**Goal of the exercise:**
Take every line from the material that has the word "peak" in it.

**Provided material:**
----------------
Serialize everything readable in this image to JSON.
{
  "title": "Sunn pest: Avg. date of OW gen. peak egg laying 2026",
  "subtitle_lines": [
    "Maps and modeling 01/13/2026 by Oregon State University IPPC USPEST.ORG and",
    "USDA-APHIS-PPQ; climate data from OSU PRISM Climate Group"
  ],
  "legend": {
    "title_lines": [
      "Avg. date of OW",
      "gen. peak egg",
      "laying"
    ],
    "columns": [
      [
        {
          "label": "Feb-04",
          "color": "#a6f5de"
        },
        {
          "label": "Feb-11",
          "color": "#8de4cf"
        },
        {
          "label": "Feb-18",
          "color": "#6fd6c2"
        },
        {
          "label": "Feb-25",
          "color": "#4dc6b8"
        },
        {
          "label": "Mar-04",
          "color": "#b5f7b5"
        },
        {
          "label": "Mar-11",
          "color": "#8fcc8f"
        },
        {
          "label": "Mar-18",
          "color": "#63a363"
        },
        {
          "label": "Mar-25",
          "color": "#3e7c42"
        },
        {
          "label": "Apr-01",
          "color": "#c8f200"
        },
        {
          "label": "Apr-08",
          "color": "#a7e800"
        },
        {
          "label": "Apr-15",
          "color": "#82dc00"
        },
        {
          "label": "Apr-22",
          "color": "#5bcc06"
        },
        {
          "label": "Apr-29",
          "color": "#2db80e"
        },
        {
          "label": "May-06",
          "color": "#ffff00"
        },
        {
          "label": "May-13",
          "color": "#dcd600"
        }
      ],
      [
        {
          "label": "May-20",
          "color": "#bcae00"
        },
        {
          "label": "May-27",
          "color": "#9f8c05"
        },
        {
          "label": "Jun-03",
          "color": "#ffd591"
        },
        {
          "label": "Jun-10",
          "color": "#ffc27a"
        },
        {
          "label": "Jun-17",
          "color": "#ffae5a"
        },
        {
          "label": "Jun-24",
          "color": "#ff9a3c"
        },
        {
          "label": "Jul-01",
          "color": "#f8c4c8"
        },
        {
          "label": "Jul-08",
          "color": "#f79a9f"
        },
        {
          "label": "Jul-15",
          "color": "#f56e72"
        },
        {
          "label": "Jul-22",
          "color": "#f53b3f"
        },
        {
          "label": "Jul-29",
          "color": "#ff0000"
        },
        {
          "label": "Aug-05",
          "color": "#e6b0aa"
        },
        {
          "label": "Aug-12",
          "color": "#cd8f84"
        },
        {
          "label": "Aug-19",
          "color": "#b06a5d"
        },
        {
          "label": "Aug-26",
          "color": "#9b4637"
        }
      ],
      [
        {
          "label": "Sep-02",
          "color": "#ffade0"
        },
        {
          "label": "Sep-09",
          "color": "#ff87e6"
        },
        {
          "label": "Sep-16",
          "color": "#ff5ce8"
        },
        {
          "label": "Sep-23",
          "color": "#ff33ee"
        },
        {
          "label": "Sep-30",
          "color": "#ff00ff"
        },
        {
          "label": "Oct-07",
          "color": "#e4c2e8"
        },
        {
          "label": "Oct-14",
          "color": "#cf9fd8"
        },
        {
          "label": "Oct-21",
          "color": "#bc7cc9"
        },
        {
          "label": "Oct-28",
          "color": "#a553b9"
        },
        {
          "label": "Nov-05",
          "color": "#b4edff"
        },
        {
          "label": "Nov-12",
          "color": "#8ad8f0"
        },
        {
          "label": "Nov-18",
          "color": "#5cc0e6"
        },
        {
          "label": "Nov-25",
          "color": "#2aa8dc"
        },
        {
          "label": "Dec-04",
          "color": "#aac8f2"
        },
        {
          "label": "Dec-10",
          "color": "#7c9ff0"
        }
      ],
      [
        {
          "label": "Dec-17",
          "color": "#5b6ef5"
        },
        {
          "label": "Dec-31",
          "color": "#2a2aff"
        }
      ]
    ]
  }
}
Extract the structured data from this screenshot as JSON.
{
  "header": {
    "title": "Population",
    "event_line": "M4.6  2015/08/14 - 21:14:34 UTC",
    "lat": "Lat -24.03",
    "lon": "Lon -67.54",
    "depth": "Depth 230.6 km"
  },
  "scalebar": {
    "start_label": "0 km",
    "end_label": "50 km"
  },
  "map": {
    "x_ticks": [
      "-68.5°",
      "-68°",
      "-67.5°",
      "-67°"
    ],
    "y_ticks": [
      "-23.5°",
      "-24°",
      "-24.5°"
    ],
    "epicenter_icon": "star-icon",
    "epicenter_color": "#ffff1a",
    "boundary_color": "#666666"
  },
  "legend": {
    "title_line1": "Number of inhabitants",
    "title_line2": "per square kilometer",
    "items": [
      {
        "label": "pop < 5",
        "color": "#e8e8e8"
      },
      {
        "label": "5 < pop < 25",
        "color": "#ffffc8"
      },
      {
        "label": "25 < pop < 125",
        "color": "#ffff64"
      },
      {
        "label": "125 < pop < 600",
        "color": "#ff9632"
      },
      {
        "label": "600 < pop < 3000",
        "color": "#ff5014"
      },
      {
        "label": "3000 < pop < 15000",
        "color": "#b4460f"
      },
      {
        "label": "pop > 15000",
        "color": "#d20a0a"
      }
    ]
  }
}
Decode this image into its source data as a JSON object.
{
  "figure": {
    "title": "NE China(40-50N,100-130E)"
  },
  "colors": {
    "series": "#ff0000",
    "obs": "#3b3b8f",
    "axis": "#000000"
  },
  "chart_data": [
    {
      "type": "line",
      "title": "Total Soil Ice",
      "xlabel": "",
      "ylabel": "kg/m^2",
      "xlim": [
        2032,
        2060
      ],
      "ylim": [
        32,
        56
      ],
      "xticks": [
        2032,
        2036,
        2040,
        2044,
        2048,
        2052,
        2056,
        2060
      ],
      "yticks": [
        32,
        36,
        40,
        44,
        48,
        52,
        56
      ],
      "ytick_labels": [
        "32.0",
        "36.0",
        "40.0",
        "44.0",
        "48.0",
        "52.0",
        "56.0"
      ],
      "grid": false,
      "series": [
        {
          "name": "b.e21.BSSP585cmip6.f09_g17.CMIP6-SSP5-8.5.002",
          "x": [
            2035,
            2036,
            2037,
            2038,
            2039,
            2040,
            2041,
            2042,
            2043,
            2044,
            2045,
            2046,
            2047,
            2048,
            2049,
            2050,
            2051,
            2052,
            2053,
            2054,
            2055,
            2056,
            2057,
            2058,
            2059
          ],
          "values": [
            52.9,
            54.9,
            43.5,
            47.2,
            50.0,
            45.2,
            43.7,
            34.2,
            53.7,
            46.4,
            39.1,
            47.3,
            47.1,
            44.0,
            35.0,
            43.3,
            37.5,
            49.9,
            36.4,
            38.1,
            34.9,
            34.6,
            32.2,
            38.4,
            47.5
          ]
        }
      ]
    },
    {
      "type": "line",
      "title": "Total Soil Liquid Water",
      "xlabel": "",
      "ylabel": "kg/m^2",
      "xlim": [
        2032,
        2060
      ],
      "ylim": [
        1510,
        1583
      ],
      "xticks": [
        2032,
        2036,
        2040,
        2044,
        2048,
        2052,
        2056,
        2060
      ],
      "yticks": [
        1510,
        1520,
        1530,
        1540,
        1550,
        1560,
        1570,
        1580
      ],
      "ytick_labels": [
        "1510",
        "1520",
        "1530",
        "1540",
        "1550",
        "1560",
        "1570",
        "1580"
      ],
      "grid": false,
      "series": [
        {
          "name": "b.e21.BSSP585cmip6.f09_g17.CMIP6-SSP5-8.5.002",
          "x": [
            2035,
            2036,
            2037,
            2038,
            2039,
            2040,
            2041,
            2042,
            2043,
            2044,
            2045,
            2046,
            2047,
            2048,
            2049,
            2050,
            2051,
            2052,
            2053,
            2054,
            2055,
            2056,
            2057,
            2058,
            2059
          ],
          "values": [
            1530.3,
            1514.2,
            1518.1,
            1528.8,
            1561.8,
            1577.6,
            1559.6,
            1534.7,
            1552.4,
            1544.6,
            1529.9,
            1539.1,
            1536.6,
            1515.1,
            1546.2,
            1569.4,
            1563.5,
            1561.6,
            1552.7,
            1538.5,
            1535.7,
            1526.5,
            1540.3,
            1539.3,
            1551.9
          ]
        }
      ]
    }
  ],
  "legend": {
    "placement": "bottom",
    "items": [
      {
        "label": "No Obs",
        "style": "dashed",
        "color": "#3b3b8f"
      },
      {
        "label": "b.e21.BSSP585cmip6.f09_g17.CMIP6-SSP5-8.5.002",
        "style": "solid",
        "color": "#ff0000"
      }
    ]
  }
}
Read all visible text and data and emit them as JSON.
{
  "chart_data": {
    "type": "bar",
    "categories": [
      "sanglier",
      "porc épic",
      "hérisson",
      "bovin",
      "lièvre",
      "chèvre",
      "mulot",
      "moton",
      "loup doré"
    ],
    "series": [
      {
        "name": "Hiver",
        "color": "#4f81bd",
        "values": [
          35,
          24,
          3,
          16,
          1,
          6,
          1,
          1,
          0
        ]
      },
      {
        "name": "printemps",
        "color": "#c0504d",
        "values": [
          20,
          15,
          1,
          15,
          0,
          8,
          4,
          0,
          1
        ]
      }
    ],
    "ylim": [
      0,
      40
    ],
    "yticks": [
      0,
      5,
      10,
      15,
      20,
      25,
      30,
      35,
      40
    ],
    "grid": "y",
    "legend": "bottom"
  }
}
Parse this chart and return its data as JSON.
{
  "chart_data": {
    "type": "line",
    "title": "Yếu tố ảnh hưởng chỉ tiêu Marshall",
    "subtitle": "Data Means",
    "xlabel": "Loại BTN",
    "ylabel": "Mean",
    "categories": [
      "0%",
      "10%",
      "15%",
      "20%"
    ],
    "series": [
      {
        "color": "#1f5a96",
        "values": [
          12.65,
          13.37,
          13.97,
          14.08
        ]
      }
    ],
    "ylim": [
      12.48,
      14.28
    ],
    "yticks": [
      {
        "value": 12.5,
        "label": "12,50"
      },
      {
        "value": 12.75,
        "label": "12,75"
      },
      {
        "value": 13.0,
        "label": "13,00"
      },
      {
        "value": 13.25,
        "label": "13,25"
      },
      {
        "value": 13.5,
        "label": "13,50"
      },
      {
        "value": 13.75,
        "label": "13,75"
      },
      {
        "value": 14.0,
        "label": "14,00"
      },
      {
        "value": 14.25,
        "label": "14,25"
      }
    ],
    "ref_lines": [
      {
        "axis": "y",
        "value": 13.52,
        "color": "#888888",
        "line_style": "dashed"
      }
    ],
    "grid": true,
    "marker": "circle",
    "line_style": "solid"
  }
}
----------------
**Result of this task:**
  "title": "Sunn pest: Avg. date of OW gen. peak egg laying 2026",
      "gen. peak egg",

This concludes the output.